WHAT THE TASK REQUIRES: Which lines in the material below contain the word "users"? Copy each of them.

DATA LISTING:
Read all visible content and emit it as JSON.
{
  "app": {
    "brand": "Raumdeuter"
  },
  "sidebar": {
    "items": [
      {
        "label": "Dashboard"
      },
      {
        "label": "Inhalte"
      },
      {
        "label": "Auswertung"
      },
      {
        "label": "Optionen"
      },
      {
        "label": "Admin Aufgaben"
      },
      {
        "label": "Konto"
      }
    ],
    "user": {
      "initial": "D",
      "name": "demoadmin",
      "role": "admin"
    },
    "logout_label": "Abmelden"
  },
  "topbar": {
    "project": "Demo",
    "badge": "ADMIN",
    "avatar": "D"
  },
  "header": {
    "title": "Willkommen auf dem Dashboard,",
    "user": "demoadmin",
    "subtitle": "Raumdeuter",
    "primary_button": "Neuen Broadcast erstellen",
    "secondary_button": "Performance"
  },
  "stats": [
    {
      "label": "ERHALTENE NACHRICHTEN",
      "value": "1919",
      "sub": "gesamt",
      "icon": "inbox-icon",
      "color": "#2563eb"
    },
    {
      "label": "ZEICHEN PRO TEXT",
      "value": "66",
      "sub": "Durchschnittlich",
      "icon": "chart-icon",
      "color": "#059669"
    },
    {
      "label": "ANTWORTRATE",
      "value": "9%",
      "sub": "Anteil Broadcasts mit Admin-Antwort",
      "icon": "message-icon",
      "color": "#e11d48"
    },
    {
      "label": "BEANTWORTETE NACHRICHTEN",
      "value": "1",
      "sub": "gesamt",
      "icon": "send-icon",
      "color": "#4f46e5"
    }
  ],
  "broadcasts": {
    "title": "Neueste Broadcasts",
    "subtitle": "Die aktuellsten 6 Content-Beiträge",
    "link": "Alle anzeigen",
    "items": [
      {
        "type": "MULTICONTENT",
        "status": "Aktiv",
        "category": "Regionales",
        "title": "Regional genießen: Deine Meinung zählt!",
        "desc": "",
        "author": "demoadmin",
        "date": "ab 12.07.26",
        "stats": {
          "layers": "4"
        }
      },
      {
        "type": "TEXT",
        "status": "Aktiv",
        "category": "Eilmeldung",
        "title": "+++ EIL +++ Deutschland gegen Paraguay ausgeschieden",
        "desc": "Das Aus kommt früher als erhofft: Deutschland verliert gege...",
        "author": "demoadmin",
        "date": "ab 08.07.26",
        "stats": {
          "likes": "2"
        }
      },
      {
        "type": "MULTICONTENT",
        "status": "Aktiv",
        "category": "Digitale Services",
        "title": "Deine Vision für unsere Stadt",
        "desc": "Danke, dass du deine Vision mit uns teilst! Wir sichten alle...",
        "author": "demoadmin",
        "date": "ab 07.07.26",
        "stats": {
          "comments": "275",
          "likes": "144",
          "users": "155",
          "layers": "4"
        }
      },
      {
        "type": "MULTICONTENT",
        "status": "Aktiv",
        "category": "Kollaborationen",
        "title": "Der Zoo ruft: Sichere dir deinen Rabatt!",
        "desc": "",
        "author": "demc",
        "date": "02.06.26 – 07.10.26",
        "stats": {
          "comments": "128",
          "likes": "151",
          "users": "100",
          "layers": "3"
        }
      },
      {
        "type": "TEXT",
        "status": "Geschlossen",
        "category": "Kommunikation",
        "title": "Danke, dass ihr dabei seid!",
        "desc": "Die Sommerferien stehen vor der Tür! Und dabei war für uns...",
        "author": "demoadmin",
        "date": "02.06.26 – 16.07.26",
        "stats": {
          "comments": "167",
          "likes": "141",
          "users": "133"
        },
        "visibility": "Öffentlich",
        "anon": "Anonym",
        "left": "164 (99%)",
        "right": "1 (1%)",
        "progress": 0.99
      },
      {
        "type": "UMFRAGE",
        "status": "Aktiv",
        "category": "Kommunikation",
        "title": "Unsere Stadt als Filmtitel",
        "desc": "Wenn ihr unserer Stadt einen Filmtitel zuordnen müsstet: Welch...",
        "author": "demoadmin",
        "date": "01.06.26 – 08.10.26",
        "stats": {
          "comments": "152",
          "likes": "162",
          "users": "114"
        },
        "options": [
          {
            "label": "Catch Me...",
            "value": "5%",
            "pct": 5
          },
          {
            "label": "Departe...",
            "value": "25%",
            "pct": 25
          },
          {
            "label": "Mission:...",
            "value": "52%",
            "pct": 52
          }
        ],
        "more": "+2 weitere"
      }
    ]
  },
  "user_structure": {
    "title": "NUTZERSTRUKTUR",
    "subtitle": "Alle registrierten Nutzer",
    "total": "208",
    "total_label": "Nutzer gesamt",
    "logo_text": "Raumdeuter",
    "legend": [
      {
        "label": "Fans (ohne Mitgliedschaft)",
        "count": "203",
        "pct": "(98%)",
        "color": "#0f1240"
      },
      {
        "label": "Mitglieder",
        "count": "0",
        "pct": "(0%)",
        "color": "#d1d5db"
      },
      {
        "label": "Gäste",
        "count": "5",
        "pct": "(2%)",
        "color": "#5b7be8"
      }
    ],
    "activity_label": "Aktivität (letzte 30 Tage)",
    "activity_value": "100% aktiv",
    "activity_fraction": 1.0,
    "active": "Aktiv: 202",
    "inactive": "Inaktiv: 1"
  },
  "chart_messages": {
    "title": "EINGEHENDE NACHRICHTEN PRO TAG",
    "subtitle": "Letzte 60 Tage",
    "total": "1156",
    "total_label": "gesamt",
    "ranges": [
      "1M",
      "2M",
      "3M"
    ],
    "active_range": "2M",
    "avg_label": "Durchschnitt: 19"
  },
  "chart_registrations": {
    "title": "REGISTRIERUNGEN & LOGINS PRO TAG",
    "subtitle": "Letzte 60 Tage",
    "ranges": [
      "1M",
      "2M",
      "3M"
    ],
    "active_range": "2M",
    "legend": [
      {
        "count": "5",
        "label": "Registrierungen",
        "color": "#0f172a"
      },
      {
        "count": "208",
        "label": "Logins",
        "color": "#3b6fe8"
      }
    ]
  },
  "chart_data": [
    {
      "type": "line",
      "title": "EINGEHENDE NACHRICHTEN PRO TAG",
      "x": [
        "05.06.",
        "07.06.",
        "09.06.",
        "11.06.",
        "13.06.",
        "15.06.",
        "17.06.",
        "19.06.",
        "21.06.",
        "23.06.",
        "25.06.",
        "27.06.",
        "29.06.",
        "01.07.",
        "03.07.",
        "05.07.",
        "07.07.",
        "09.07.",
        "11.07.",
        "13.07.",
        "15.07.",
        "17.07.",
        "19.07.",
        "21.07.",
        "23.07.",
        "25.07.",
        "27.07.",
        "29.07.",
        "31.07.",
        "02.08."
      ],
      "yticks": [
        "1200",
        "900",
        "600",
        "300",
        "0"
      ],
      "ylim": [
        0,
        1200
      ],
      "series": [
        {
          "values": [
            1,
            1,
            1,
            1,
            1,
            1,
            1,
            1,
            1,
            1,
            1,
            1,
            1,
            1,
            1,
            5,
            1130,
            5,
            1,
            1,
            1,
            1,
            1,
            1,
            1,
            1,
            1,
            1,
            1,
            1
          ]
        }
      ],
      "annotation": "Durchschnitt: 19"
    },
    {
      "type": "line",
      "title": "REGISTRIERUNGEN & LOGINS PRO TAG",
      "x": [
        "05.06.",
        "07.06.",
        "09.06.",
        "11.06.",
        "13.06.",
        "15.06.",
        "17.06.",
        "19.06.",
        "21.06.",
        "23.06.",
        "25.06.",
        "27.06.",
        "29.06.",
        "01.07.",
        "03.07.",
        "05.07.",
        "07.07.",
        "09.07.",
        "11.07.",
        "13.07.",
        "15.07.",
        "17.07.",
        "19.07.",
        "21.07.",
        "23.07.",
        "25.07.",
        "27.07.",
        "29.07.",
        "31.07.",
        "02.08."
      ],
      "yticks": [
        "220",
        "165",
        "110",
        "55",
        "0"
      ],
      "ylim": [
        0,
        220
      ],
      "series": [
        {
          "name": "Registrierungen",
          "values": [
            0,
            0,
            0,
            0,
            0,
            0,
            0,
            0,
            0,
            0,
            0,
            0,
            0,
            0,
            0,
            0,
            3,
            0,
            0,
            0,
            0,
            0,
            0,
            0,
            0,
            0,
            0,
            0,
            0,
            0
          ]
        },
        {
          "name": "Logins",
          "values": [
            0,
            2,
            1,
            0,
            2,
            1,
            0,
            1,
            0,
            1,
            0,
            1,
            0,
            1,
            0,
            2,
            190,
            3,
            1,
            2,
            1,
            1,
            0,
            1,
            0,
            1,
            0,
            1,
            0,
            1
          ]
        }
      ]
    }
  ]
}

RESULT OF THE EXERCISE:
          "users": "155",
          "users": "100",
          "users": "133"
          "users": "114"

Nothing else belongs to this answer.